— start DATA EXCERPTS —
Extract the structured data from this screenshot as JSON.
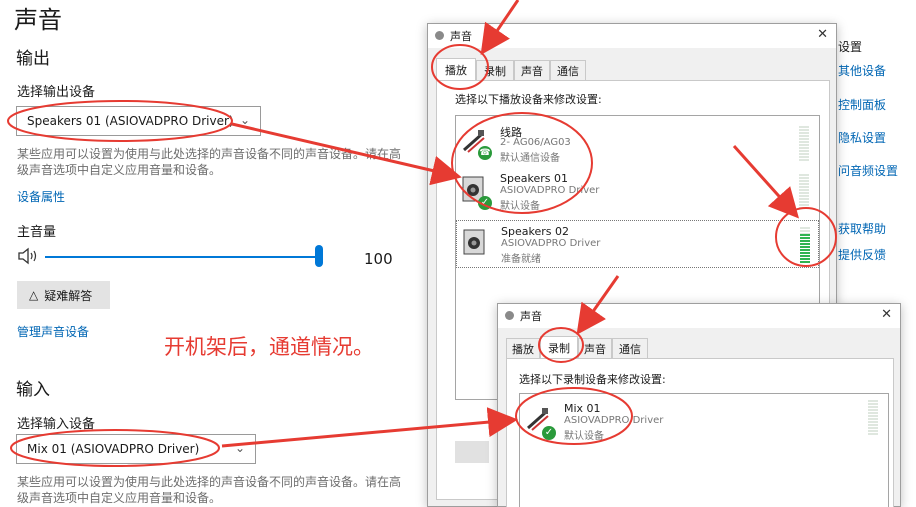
{
  "settings": {
    "title": "声音",
    "output": {
      "heading": "输出",
      "select_label": "选择输出设备",
      "selected_device": "Speakers 01 (ASIOVADPRO Driver)",
      "description_line1": "某些应用可以设置为使用与此处选择的声音设备不同的声音设备。请在高",
      "description_line2": "级声音选项中自定义应用音量和设备。",
      "device_properties_link": "设备属性",
      "master_volume_label": "主音量",
      "volume_value": "100",
      "volume_level": 1.0,
      "troubleshoot_button": "疑难解答",
      "manage_devices_link": "管理声音设备"
    },
    "input": {
      "heading": "输入",
      "select_label": "选择输入设备",
      "selected_device": "Mix 01 (ASIOVADPRO Driver)",
      "description_line1": "某些应用可以设置为使用与此处选择的声音设备不同的声音设备。请在高",
      "description_line2": "级声音选项中自定义应用音量和设备。"
    },
    "side_links": [
      "设置",
      "其他设备",
      "控制面板",
      "隐私设置",
      "问音频设置",
      "获取帮助",
      "提供反馈"
    ]
  },
  "annotation_text": "开机架后，通道情况。",
  "playback_dialog": {
    "title": "声音",
    "close_glyph": "✕",
    "tabs": [
      "播放",
      "录制",
      "声音",
      "通信"
    ],
    "active_tab": 0,
    "instruction": "选择以下播放设备来修改设置:",
    "devices": [
      {
        "name": "线路",
        "sub": "2- AG06/AG03",
        "status": "默认通信设备",
        "badge": "phone",
        "level": 0
      },
      {
        "name": "Speakers 01",
        "sub": "ASIOVADPRO Driver",
        "status": "默认设备",
        "badge": "check",
        "level": 0
      },
      {
        "name": "Speakers 02",
        "sub": "ASIOVADPRO Driver",
        "status": "准备就绪",
        "badge": "none",
        "level": 0.8
      }
    ]
  },
  "recording_dialog": {
    "title": "声音",
    "close_glyph": "✕",
    "tabs": [
      "播放",
      "录制",
      "声音",
      "通信"
    ],
    "active_tab": 1,
    "instruction": "选择以下录制设备来修改设置:",
    "devices": [
      {
        "name": "Mix 01",
        "sub": "ASIOVADPRO Driver",
        "status": "默认设备",
        "badge": "check",
        "level": 0
      }
    ]
  },
  "icons": {
    "speaker": "speaker-icon",
    "warning": "warning-triangle-icon",
    "chevron": "chevron-down-icon",
    "check": "default-check-icon"
  },
  "colors": {
    "accent": "#0078d7",
    "link": "#0066b4",
    "annotation_red": "#e63b32",
    "meter_green": "#2fb350"
  }
}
— end DATA EXCERPTS —
- PROBLEM TO WORK ON: With the pictures left out, transcribe the material exactly.

- WRITTEN RESPONSE:
Extract the structured data from this screenshot as JSON.
{
  "settings": {
    "title": "声音",
    "output": {
      "heading": "输出",
      "select_label": "选择输出设备",
      "selected_device": "Speakers 01 (ASIOVADPRO Driver)",
      "description_line1": "某些应用可以设置为使用与此处选择的声音设备不同的声音设备。请在高",
      "description_line2": "级声音选项中自定义应用音量和设备。",
      "device_properties_link": "设备属性",
      "master_volume_label": "主音量",
      "volume_value": "100",
      "volume_level": 1.0,
      "troubleshoot_button": "疑难解答",
      "manage_devices_link": "管理声音设备"
    },
    "input": {
      "heading": "输入",
      "select_label": "选择输入设备",
      "selected_device": "Mix 01 (ASIOVADPRO Driver)",
      "description_line1": "某些应用可以设置为使用与此处选择的声音设备不同的声音设备。请在高",
      "description_line2": "级声音选项中自定义应用音量和设备。"
    },
    "side_links": [
      "设置",
      "其他设备",
      "控制面板",
      "隐私设置",
      "问音频设置",
      "获取帮助",
      "提供反馈"
    ]
  },
  "annotation_text": "开机架后，通道情况。",
  "playback_dialog": {
    "title": "声音",
    "close_glyph": "✕",
    "tabs": [
      "播放",
      "录制",
      "声音",
      "通信"
    ],
    "active_tab": 0,
    "instruction": "选择以下播放设备来修改设置:",
    "devices": [
      {
        "name": "线路",
        "sub": "2- AG06/AG03",
        "status": "默认通信设备",
        "badge": "phone",
        "level": 0
      },
      {
        "name": "Speakers 01",
        "sub": "ASIOVADPRO Driver",
        "status": "默认设备",
        "badge": "check",
        "level": 0
      },
      {
        "name": "Speakers 02",
        "sub": "ASIOVADPRO Driver",
        "status": "准备就绪",
        "badge": "none",
        "level": 0.8
      }
    ]
  },
  "recording_dialog": {
    "title": "声音",
    "close_glyph": "✕",
    "tabs": [
      "播放",
      "录制",
      "声音",
      "通信"
    ],
    "active_tab": 1,
    "instruction": "选择以下录制设备来修改设置:",
    "devices": [
      {
        "name": "Mix 01",
        "sub": "ASIOVADPRO Driver",
        "status": "默认设备",
        "badge": "check",
        "level": 0
      }
    ]
  },
  "icons": {
    "speaker": "speaker-icon",
    "warning": "warning-triangle-icon",
    "chevron": "chevron-down-icon",
    "check": "default-check-icon"
  },
  "colors": {
    "accent": "#0078d7",
    "link": "#0066b4",
    "annotation_red": "#e63b32",
    "meter_green": "#2fb350"
  }
}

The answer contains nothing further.